## Lavoro richiesto
1. Secondo il testo sugli swap del debito per clima e natura, in quale occasione il Fondo monetario internazionale presenterà un'opzione per l'impiego di tali strumenti finanziari?
2. Prosegui il testo sugli swap del debito per clima e natura dopo la sua ultima frase.

Nel settembre 2020 l’International Institute for Environment and Development ha diffuso un rapporto che ha esplorato il concetto di “swap” di debito per clima e natura come uno strumento politico in grado di sostenere i Paesi meno sviluppati e in via di sviluppo con il loro crescente carico di debito, sostenendo al contempo la lotta ai cambiamenti climatici e la biodiversità.
Nello specifico, il concetto di “swap” prevede che un contratto di debito esistente venga scambiato con un nuovo contratto, con la transazione che comporta una qualche forma di "svalutazione" o "sconto" sul valore del contratto originale. Lo sconto sul contratto di debito potrebbe essere ottenuto abbassando il tasso di interesse, cambiando la valuta dell'importo posseduto, rifinanziando a un valore di mercato inferiore corrente e/o cancellando il debito. Il denaro risparmiato viene quindi investito in attività per la salvaguardia del clima e dell’ecosistema.
La possibilità di ristrutturare il debito in chiave sostenibile e “green” è stata presa in seria considerazione dal Fondo monetario internazionale, che lo scorso 15 aprile ha annunciato che presenterà una opzione per l’impiego di tali strumenti finanziari entro novembre in occasione della Conferenza delle Nazioni Unite sui cambiamenti climatici Cop-26 (in programma a Glasgow dall’1 al 12 novembre).
Intervenendo durante il seminario “Securing a Green Recovery: The Economic Benefits from Tackling Climate Change”, la direttrice dell’Fmi, Kristalina Georgieva, ha sottolineato che gli “swap” del debito sostenibile hanno il potenziale per stimolare un'azione accelerata sui cambiamenti climatici nei Paesi e potranno consentire di affrontare la duplice crisi: quella dell’aumento del debito pubblico derivante dalla pandemia e quella climatica. Banca mondiale e Fondo monetario internazionale stanno inoltre sviluppando un quadro organizzativo per collegare la cancellazione del debito ai piani di investimento dei Paesi per uno sviluppo sostenibile, resiliente e inclusivo (“green, resilient, inclusive development – Grid”).

## Materiale di studio
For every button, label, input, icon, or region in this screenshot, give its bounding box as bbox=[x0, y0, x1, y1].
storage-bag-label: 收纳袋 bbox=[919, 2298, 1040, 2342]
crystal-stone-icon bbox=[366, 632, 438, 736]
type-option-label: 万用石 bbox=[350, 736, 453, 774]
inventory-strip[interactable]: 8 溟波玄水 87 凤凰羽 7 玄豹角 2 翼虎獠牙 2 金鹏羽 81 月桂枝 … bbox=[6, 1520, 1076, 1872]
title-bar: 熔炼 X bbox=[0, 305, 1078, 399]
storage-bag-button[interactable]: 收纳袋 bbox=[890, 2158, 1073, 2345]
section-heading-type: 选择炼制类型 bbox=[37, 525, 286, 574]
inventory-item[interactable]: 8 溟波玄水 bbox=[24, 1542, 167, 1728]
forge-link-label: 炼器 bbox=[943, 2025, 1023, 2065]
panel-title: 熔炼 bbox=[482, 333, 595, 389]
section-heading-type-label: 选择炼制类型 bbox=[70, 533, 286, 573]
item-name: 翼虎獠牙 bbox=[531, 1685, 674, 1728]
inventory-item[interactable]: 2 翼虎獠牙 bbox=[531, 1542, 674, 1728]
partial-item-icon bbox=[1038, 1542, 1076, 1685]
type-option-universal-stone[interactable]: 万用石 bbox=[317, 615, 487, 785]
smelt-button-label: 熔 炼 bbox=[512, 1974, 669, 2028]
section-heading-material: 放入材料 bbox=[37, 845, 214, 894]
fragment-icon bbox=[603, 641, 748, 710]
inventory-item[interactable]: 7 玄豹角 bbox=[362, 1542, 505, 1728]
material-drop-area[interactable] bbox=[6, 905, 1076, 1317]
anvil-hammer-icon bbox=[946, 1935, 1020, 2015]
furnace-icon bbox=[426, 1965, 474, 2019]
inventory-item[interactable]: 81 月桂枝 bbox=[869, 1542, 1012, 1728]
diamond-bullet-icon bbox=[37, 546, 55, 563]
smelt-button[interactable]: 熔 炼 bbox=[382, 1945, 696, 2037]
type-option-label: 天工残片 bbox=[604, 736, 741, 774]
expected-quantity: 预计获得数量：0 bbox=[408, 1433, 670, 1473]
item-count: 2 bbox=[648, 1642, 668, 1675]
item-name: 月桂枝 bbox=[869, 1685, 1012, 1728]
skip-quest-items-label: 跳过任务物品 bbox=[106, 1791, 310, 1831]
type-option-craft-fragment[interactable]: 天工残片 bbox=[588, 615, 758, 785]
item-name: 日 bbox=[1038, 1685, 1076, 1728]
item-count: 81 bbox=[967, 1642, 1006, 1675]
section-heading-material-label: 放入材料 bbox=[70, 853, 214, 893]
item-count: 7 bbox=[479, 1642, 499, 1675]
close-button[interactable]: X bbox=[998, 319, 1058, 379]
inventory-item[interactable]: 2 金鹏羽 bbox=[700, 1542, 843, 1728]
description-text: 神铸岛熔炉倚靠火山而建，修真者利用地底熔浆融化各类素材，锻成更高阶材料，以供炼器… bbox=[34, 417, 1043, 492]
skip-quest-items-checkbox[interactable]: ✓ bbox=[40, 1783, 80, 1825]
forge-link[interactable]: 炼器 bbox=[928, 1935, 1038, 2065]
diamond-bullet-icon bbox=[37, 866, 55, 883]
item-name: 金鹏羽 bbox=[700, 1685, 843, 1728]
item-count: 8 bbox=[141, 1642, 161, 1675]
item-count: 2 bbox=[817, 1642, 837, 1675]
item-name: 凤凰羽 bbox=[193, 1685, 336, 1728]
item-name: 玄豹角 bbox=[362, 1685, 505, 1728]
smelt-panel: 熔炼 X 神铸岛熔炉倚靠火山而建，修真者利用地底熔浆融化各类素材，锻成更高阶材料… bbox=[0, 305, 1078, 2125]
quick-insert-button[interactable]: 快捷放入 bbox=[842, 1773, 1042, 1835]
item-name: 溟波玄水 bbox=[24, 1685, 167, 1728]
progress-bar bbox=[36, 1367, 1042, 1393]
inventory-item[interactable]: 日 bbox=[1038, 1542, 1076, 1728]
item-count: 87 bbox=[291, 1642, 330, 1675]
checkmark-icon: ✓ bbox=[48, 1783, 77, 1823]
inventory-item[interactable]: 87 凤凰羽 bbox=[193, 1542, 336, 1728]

## Risposte per compito
1. Alla Conferenza delle Nazioni Unite sui cambiamenti climatici Cop-26, in programma a Glasgow dall’1 al 12 novembre.

2.
L'idea di uno scambio "debito per clima" è stata concepita per la prima volta negli anni '80 del secolo scorso dall'allora vicepresidente del World Wildlife Fund (Wwf), Thomas Lovejoy, sulla scia della crisi del debito latinoamericano. L'idea era semplice: una Ong avrebbe agito come donatore, acquistando il debito dalle banche commerciali al suo valore nominale sul mercato secondario, fornendo quindi un livello di alleggerimento del valore del debito. Il titolo del debito sarebbe stato trasferito al Paese debitore in cambio di uno specifico impegno per obiettivi ambientali o di conservazione, eseguito attraverso un fondo ambientale nazionale.
Nel 2018, il governo delle Seychelles ha collaborato con The Nature Conservancy, Global Environment Facility (Gef) e il Programma di sviluppo delle Nazioni Unite (Undp) per sviluppare uno scambio “debito per natura” per 27 milioni di dollari di debito ufficiale, per creare vaste aree di parchi marini protetti per la resilienza climatica, la gestione della pesca, la conservazione della biodiversità e l'ecoturismo.
Nel corso del 2020 diversi Paesi debitori hanno chiesto che i piani di sostegno economico post-Covid siano in linea con gli obiettivi di Parigi sul Clima, con Pakistan, Giamaica, Namibia e Mauritania che hanno richiesto di ristrutturare il proprio debito con “swap” verdi e sostenibili. Particolarmente innovativa è la proposta del Pakistan di un nuovo schema di ristrutturazione del debito, sviluppata insieme all’iniziativa Finance for Biodiversity (F4B), che prevede la creazione di “nature performance bond” a un programma di riforestazione del Paese con la piantumazione di 10 miliardi di alberi in tutto il Paese. Il programma, già in atto e finanziato dal governo di Islamabad, ha già consentito la creazione di 85.000 posti di lavoro salariali giornalieri in allevamento di vivai, cura delle piante, protezione delle foreste naturali e attività antincendio.